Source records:
□ □ □ □

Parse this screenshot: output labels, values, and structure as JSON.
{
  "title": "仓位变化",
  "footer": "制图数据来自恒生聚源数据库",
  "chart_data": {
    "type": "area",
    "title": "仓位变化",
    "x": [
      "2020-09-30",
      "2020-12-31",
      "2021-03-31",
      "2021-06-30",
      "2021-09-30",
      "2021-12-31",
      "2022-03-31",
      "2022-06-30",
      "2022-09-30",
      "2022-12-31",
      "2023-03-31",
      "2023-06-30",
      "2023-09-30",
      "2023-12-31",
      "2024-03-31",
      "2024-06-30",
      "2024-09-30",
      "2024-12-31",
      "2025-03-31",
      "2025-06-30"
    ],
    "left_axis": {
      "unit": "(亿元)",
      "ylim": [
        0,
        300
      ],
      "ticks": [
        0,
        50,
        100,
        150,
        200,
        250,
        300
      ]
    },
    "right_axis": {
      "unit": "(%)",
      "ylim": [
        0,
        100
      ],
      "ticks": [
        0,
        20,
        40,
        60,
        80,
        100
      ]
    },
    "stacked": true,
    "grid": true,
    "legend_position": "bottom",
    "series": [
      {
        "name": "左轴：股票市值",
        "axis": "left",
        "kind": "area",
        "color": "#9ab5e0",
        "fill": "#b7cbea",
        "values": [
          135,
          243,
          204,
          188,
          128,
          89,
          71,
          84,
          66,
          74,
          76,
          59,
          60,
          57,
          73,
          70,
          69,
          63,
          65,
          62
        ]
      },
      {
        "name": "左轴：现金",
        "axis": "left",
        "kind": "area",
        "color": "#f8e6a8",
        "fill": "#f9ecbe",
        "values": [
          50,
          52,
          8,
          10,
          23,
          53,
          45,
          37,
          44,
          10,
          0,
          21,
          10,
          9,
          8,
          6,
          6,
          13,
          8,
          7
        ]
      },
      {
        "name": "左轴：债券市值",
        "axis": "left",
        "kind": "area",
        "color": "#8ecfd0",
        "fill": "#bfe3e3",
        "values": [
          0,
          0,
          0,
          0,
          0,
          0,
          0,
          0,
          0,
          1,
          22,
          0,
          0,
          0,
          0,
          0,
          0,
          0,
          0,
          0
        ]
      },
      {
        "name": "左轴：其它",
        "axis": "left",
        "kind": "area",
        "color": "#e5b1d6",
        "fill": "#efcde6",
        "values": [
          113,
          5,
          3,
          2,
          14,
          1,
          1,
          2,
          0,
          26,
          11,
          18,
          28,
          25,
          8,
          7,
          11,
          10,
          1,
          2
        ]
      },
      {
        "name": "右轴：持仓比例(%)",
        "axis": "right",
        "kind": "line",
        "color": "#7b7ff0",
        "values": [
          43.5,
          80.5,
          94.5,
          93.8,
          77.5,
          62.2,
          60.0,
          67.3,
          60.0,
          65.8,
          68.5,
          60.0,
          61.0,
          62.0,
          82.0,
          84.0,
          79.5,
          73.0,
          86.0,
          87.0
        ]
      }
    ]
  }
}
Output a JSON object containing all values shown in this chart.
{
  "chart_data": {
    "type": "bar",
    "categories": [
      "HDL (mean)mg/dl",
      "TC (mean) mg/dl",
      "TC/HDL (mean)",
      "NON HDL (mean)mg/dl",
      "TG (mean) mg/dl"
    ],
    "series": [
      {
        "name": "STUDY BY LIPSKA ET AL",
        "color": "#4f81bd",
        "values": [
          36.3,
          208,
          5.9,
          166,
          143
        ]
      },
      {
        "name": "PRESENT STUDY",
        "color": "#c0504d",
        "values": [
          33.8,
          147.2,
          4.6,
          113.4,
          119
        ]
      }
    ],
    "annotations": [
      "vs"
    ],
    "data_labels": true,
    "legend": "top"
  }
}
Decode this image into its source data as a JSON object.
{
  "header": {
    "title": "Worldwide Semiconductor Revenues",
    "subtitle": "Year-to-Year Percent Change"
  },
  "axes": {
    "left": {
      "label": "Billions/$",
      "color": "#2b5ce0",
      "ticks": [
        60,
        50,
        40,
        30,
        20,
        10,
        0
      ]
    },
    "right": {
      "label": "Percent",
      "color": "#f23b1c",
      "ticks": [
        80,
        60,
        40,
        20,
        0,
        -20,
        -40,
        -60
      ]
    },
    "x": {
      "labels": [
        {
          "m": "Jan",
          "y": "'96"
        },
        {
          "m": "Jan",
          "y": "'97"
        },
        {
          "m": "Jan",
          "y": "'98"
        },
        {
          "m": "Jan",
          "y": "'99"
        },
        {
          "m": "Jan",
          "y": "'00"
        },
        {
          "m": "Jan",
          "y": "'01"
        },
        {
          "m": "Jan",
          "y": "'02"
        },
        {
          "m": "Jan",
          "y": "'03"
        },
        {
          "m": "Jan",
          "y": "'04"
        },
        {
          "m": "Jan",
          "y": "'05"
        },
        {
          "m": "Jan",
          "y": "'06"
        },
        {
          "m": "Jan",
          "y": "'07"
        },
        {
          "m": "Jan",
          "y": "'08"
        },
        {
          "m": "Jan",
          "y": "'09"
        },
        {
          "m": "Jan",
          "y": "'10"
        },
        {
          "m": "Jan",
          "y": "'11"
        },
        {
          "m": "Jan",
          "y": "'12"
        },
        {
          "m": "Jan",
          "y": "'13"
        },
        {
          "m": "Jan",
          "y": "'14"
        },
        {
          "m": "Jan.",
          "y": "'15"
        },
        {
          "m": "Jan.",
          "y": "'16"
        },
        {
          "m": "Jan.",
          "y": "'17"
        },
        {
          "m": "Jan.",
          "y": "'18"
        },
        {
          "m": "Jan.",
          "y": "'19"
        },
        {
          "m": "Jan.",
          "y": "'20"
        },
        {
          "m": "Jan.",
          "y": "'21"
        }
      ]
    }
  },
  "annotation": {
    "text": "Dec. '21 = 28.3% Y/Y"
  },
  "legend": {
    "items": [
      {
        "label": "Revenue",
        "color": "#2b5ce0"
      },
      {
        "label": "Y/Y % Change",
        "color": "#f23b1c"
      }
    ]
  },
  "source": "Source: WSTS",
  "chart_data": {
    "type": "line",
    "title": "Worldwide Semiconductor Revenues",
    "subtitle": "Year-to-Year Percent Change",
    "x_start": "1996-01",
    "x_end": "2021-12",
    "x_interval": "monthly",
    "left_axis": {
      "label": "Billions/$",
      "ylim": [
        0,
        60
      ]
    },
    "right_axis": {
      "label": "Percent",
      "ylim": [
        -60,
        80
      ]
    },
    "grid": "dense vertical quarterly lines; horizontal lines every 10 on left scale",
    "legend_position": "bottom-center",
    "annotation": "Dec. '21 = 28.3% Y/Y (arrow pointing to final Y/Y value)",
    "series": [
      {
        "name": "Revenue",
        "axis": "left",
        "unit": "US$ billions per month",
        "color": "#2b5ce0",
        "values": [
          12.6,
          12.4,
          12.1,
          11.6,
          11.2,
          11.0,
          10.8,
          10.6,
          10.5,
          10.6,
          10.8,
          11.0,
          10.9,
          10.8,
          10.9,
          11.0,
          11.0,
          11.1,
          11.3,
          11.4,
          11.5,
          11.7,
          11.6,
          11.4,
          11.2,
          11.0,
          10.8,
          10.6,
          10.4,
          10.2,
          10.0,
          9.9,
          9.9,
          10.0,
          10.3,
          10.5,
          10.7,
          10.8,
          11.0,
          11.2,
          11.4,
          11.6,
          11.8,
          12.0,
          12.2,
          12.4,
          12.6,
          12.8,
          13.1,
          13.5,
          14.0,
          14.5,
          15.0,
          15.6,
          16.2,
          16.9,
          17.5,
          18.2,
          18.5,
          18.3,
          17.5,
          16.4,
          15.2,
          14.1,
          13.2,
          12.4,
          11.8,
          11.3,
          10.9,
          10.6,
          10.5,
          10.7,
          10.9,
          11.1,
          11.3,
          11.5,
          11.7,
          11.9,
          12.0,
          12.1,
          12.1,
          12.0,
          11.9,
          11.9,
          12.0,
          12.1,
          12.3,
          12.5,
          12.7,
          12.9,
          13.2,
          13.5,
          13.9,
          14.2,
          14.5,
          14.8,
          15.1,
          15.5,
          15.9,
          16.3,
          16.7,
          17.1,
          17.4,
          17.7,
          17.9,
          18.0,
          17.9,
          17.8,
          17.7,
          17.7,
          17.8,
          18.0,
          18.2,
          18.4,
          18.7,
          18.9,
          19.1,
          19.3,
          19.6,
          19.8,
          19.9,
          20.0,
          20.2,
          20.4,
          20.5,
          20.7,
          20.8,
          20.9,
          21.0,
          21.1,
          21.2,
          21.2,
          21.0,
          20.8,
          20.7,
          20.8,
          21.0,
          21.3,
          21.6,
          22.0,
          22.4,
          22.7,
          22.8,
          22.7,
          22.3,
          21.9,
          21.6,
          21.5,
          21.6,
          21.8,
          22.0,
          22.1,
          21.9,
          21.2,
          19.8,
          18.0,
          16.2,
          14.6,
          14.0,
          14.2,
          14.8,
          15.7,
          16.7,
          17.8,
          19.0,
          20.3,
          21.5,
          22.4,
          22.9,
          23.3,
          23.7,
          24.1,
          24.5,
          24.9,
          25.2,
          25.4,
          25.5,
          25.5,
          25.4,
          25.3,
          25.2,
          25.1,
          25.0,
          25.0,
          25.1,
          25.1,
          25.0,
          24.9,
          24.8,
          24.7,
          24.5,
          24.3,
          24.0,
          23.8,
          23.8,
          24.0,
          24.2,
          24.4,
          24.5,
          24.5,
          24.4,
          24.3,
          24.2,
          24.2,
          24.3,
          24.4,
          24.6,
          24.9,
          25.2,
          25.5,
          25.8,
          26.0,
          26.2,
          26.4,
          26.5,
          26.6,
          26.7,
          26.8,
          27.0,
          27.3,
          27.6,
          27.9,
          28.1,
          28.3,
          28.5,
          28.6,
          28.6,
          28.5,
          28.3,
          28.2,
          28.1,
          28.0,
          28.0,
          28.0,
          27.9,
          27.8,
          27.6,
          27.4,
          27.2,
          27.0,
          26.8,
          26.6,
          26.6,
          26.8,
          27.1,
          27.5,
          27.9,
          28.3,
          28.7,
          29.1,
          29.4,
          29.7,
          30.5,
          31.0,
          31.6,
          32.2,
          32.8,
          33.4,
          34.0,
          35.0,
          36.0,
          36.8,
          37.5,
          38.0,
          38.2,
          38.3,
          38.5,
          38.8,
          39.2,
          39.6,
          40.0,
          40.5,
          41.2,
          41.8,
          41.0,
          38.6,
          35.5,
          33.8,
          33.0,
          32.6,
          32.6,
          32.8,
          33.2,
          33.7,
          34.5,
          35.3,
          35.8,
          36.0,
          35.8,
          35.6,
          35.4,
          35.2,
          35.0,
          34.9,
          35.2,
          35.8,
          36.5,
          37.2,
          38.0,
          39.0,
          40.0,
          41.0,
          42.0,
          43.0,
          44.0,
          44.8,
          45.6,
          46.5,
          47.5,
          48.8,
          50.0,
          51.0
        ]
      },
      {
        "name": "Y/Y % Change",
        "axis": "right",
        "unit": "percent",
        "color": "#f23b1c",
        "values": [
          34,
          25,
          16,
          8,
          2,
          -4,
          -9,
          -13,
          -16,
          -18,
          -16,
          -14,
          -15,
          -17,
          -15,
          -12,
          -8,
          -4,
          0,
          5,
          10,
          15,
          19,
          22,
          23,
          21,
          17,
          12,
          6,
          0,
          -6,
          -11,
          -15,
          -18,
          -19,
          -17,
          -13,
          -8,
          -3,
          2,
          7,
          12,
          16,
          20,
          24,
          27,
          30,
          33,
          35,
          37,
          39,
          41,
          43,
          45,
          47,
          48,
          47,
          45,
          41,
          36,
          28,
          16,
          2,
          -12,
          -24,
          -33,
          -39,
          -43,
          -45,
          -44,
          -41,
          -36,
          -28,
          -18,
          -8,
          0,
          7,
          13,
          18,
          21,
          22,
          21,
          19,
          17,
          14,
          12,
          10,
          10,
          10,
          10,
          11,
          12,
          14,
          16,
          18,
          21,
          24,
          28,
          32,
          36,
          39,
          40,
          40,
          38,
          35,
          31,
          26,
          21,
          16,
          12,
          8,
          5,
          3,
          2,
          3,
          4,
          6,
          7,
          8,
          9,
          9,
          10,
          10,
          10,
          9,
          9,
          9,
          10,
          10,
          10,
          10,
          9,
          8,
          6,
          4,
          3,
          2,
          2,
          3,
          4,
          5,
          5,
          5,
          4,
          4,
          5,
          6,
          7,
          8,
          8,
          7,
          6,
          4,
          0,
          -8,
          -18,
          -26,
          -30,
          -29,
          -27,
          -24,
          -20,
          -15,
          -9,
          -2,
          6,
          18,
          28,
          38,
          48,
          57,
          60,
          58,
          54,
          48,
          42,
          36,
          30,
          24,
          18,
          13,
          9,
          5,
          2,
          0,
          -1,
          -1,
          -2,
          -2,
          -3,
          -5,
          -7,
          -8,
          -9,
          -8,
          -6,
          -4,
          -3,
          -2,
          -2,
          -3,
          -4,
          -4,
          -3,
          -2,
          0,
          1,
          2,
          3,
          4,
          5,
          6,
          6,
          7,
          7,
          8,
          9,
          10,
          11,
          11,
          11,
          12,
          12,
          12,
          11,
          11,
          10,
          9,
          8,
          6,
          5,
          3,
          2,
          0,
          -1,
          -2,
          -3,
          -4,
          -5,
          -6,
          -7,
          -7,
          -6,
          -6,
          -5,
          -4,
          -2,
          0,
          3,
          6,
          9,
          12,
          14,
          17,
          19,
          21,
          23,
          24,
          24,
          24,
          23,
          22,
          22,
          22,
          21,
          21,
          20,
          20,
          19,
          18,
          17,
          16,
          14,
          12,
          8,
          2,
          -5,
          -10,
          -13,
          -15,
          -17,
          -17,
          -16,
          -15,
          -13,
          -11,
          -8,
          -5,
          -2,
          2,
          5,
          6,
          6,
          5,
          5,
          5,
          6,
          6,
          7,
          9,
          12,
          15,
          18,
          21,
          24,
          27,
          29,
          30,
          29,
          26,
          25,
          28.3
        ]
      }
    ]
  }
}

□ □ □ □

Aim:
Filter the records for lines holding the string "JSON". Copy each one.

Result of the exercise:
Parse this screenshot: output labels, values, and structure as JSON.
Output a JSON object containing all values shown in this chart.
Decode this image into its source data as a JSON object.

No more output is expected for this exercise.